EXERCISE BRIEF ::
Would you restate all the data that follows, word for word?

───── THE DATA ─────

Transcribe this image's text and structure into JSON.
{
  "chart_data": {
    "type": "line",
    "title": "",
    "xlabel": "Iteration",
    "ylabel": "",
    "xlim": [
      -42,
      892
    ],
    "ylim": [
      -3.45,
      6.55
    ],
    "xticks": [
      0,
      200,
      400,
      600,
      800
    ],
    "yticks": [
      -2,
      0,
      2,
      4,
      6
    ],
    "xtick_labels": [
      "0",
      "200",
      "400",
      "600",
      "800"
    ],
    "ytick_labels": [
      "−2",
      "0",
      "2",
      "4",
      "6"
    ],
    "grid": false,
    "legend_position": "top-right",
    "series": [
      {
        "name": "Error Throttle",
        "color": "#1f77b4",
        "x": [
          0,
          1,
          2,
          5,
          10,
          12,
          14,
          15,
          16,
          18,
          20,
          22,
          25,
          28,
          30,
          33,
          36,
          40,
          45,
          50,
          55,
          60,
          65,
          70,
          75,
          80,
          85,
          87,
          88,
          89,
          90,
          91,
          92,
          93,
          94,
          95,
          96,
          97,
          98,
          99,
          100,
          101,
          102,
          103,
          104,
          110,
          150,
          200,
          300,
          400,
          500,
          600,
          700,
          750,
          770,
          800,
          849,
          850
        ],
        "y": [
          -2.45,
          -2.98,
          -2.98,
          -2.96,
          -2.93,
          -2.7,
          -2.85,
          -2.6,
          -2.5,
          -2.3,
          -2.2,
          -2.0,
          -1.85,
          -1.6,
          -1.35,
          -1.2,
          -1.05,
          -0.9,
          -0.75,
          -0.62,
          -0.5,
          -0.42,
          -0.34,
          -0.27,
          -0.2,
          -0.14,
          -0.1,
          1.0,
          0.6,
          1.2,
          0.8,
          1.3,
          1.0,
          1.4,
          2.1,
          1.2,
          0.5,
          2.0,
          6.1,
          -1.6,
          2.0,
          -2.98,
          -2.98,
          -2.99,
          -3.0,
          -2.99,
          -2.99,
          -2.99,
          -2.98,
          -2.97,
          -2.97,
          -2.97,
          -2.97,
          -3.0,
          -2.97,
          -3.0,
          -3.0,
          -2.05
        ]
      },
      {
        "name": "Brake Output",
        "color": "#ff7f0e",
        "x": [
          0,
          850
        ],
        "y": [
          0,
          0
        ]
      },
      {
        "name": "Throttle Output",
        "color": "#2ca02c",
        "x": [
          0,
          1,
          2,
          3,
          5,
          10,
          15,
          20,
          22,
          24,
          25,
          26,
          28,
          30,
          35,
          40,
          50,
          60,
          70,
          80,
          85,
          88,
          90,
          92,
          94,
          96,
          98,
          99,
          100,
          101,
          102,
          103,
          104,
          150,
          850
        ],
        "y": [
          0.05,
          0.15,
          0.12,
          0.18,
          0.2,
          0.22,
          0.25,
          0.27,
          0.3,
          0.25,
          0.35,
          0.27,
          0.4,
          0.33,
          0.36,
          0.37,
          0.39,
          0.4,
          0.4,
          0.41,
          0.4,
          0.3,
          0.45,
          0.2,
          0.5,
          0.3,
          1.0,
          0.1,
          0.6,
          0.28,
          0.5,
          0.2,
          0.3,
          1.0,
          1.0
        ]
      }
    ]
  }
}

─────

EXERCISE RESULT ::
Transcribe this image's text and structure into JSON.
{
  "chart_data": {
    "type": "line",
    "title": "",
    "xlabel": "Iteration",
    "ylabel": "",
    "xlim": [
      -42,
      892
    ],
    "ylim": [
      -3.45,
      6.55
    ],
    "xticks": [
      0,
      200,
      400,
      600,
      800
    ],
    "yticks": [
      -2,
      0,
      2,
      4,
      6
    ],
    "xtick_labels": [
      "0",
      "200",
      "400",
      "600",
      "800"
    ],
    "ytick_labels": [
      "−2",
      "0",
      "2",
      "4",
      "6"
    ],
    "grid": false,
    "legend_position": "top-right",
    "series": [
      {
        "name": "Error Throttle",
        "color": "#1f77b4",
        "x": [
          0,
          1,
          2,
          5,
          10,
          12,
          14,
          15,
          16,
          18,
          20,
          22,
          25,
          28,
          30,
          33,
          36,
          40,
          45,
          50,
          55,
          60,
          65,
          70,
          75,
          80,
          85,
          87,
          88,
          89,
          90,
          91,
          92,
          93,
          94,
          95,
          96,
          97,
          98,
          99,
          100,
          101,
          102,
          103,
          104,
          110,
          150,
          200,
          300,
          400,
          500,
          600,
          700,
          750,
          770,
          800,
          849,
          850
        ],
        "y": [
          -2.45,
          -2.98,
          -2.98,
          -2.96,
          -2.93,
          -2.7,
          -2.85,
          -2.6,
          -2.5,
          -2.3,
          -2.2,
          -2.0,
          -1.85,
          -1.6,
          -1.35,
          -1.2,
          -1.05,
          -0.9,
          -0.75,
          -0.62,
          -0.5,
          -0.42,
          -0.34,
          -0.27,
          -0.2,
          -0.14,
          -0.1,
          1.0,
          0.6,
          1.2,
          0.8,
          1.3,
          1.0,
          1.4,
          2.1,
          1.2,
          0.5,
          2.0,
          6.1,
          -1.6,
          2.0,
          -2.98,
          -2.98,
          -2.99,
          -3.0,
          -2.99,
          -2.99,
          -2.99,
          -2.98,
          -2.97,
          -2.97,
          -2.97,
          -2.97,
          -3.0,
          -2.97,
          -3.0,
          -3.0,
          -2.05
        ]
      },
      {
        "name": "Brake Output",
        "color": "#ff7f0e",
        "x": [
          0,
          850
        ],
        "y": [
          0,
          0
        ]
      },
      {
        "name": "Throttle Output",
        "color": "#2ca02c",
        "x": [
          0,
          1,
          2,
          3,
          5,
          10,
          15,
          20,
          22,
          24,
          25,
          26,
          28,
          30,
          35,
          40,
          50,
          60,
          70,
          80,
          85,
          88,
          90,
          92,
          94,
          96,
          98,
          99,
          100,
          101,
          102,
          103,
          104,
          150,
          850
        ],
        "y": [
          0.05,
          0.15,
          0.12,
          0.18,
          0.2,
          0.22,
          0.25,
          0.27,
          0.3,
          0.25,
          0.35,
          0.27,
          0.4,
          0.33,
          0.36,
          0.37,
          0.39,
          0.4,
          0.4,
          0.41,
          0.4,
          0.3,
          0.45,
          0.2,
          0.5,
          0.3,
          1.0,
          0.1,
          0.6,
          0.28,
          0.5,
          0.2,
          0.3,
          1.0,
          1.0
        ]
      }
    ]
  }
}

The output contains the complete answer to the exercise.